[Start Given records]

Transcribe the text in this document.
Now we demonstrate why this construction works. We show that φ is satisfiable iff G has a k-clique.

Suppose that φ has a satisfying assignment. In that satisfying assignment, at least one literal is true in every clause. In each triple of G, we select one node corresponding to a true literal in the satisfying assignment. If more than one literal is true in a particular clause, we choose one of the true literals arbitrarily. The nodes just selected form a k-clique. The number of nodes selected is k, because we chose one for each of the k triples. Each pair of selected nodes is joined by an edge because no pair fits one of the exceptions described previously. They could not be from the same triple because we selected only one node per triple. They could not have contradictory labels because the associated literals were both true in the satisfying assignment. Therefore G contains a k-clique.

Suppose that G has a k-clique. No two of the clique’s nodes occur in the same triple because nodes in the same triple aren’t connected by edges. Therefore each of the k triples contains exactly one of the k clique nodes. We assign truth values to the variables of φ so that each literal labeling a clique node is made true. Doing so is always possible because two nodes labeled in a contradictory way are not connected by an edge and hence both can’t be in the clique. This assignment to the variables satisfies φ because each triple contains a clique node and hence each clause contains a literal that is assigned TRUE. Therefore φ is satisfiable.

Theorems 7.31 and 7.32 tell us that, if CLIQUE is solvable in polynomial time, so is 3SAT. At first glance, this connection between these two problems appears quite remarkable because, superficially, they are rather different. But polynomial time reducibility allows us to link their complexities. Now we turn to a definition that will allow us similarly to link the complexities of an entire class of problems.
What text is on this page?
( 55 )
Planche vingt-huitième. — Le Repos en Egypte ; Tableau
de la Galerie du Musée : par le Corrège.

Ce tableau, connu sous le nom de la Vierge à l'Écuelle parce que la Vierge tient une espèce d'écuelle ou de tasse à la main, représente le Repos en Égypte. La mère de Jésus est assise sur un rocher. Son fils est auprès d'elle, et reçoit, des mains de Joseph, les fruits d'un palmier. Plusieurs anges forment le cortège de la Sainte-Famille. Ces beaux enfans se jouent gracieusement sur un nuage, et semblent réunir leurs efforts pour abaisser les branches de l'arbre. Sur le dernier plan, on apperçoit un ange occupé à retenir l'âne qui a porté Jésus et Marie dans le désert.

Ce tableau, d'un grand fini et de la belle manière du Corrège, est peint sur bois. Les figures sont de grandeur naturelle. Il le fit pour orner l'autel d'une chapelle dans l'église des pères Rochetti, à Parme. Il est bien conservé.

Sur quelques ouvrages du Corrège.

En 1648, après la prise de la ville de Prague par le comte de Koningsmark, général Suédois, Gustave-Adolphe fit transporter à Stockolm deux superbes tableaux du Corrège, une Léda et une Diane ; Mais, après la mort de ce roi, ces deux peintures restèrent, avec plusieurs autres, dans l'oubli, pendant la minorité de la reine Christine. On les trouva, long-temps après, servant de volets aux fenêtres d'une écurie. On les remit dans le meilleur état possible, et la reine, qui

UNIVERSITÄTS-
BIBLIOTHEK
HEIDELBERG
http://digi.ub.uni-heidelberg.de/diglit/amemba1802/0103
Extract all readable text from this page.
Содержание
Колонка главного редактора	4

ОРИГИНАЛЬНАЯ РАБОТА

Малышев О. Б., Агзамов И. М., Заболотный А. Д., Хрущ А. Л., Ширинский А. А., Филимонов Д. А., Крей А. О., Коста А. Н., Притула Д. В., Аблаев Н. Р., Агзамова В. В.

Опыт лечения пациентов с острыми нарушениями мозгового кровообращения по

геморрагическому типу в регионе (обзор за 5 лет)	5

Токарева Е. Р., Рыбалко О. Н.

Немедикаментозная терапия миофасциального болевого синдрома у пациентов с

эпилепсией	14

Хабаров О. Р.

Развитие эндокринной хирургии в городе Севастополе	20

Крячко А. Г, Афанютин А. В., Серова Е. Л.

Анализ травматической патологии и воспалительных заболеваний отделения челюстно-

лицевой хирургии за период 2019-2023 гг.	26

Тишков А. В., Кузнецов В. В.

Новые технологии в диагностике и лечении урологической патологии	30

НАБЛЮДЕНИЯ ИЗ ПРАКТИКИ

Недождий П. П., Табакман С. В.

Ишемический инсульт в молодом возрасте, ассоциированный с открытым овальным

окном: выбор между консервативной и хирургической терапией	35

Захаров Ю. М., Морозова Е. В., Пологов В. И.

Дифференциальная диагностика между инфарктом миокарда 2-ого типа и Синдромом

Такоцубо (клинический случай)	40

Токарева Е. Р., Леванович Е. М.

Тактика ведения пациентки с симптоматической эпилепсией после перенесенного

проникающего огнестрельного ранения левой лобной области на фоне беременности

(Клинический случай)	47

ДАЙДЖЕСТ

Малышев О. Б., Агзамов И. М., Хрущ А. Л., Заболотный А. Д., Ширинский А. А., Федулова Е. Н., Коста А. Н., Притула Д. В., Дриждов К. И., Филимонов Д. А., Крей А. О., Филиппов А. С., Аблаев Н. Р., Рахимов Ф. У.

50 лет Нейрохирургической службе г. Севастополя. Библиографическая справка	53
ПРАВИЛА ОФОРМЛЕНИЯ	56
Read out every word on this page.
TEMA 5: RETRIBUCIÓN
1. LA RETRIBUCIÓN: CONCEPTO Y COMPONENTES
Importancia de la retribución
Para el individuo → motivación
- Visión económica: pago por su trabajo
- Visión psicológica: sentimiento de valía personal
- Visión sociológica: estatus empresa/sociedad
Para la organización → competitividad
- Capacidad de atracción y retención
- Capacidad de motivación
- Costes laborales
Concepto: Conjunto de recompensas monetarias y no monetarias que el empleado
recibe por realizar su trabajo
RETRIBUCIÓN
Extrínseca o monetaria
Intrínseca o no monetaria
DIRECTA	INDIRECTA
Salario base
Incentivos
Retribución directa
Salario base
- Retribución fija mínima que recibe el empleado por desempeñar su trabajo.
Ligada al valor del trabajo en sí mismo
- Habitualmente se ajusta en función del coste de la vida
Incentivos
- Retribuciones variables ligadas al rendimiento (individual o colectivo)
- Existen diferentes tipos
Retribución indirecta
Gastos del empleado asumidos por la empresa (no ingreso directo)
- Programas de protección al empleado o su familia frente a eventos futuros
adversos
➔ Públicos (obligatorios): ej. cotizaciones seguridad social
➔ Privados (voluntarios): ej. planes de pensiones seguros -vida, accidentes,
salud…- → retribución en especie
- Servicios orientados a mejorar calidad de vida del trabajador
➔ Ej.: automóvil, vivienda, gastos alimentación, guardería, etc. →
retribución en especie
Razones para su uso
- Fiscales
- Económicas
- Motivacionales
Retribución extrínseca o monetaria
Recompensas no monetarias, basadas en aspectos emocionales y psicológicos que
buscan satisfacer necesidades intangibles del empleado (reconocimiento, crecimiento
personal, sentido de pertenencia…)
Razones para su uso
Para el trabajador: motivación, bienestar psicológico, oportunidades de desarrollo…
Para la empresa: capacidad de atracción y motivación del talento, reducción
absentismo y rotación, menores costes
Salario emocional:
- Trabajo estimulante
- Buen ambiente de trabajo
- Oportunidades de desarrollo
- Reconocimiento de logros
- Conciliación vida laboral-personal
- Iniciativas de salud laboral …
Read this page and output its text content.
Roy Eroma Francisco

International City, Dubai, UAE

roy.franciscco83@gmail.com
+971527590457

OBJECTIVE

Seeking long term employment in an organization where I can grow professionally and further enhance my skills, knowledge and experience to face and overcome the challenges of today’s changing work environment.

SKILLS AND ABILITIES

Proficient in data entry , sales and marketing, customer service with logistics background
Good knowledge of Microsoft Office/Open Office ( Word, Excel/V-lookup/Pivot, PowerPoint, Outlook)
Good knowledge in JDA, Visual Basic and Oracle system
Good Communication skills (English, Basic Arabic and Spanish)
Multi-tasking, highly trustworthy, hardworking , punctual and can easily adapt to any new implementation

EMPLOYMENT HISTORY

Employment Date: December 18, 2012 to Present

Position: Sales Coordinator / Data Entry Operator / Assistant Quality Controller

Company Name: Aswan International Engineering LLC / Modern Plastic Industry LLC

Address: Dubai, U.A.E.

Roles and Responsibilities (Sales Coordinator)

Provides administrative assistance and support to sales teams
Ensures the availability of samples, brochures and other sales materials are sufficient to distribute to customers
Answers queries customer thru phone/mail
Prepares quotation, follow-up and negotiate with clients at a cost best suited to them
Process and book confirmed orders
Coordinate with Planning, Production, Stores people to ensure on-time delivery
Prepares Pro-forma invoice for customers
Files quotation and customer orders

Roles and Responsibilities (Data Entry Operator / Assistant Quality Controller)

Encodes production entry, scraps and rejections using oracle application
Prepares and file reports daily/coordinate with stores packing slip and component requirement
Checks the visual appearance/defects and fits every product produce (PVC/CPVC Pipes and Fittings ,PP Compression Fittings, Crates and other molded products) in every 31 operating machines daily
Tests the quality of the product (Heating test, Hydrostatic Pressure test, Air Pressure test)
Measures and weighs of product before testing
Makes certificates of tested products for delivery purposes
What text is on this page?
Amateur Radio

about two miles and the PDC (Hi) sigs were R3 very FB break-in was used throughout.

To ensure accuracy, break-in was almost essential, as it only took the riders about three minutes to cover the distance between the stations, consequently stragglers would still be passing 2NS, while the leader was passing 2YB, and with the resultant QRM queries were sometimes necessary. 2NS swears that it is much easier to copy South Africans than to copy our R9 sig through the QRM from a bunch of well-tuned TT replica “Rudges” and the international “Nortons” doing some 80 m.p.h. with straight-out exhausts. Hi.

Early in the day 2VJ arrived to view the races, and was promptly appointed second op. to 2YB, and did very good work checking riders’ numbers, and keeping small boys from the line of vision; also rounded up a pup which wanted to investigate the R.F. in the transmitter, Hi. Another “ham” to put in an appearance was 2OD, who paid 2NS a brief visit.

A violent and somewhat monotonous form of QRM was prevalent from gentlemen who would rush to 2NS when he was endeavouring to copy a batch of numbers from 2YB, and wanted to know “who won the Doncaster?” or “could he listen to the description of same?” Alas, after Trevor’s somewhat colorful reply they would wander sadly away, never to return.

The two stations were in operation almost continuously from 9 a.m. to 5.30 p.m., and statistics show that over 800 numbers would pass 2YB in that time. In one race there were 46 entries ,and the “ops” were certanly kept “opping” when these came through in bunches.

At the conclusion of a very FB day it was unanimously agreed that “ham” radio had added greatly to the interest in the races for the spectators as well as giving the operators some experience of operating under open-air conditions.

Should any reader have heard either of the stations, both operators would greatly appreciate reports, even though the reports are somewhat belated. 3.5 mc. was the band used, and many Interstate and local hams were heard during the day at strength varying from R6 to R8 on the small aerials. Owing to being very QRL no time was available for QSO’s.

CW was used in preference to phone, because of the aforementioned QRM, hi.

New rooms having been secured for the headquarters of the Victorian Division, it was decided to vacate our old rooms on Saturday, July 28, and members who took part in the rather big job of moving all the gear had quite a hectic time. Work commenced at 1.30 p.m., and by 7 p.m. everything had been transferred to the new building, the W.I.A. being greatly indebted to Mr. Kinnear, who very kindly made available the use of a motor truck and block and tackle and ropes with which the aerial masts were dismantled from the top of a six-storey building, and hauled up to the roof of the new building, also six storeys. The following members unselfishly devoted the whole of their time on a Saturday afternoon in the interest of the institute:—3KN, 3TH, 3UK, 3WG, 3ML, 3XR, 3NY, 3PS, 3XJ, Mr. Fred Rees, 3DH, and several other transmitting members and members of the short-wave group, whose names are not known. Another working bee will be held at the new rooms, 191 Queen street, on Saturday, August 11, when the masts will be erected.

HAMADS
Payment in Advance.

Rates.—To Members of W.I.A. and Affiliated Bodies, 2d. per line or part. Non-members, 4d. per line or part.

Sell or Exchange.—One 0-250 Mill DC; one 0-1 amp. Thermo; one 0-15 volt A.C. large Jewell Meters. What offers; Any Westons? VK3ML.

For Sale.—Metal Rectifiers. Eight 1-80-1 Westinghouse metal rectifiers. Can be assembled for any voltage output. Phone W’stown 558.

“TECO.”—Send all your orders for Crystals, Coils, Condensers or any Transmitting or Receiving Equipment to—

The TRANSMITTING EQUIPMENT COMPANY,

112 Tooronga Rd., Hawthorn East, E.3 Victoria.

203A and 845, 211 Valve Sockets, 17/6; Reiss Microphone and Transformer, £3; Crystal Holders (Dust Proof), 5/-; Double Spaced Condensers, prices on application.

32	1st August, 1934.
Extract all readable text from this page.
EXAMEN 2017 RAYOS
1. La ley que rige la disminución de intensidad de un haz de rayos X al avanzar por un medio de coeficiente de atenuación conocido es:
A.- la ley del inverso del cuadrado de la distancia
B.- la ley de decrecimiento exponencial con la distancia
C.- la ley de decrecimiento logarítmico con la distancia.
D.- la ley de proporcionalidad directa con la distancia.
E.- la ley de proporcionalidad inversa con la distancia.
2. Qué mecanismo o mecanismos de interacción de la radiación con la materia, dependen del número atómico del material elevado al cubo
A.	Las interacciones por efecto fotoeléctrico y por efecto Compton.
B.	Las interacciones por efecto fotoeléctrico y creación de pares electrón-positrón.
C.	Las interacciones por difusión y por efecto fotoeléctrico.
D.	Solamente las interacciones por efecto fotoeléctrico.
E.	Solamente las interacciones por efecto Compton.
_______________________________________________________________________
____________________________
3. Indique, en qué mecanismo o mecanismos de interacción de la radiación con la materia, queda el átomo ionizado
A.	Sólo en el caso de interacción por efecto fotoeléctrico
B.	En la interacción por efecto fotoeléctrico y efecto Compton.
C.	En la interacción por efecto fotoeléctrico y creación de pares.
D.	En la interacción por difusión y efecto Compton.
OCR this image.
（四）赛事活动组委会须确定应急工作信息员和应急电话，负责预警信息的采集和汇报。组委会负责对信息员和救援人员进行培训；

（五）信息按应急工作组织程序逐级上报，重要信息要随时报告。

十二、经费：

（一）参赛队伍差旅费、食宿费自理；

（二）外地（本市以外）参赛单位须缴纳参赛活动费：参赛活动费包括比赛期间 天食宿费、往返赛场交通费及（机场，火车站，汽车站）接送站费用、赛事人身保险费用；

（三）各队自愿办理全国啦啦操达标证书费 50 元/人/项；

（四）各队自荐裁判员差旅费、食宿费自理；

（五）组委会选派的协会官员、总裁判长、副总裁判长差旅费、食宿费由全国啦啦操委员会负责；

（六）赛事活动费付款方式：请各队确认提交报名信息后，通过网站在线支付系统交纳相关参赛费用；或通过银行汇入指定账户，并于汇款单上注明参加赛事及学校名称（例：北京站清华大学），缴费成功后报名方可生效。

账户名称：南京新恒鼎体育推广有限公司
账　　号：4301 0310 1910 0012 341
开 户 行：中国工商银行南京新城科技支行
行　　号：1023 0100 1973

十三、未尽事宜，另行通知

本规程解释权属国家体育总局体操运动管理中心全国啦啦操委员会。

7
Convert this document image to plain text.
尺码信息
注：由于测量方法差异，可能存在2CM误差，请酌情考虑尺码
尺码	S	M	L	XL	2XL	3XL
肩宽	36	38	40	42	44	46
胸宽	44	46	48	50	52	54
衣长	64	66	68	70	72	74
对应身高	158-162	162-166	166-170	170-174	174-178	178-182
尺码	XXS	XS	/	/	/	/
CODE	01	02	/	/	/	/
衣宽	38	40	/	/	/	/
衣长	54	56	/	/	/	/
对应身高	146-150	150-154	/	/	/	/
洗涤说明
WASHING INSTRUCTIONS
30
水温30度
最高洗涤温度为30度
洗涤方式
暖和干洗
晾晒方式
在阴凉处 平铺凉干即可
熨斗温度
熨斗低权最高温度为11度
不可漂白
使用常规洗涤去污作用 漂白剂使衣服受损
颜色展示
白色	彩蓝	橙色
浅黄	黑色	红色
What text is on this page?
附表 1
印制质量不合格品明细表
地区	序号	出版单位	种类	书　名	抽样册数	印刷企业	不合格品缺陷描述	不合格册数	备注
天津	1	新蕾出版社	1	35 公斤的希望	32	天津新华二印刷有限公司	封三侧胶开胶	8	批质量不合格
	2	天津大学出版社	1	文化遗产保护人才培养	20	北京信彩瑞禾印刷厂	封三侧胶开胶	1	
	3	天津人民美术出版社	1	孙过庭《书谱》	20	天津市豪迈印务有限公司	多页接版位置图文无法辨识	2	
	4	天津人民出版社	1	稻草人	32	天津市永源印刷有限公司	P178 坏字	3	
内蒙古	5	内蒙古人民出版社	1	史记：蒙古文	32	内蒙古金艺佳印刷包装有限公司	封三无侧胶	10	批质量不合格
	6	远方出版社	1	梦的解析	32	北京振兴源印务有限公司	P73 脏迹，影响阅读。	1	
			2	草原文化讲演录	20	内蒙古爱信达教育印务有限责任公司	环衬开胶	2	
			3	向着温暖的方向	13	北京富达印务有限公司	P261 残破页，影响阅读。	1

[End Given records]

● **Written instruction**
Your answer should be a single number: the count of lines containing the word "Coordinator".

● **Task result**
2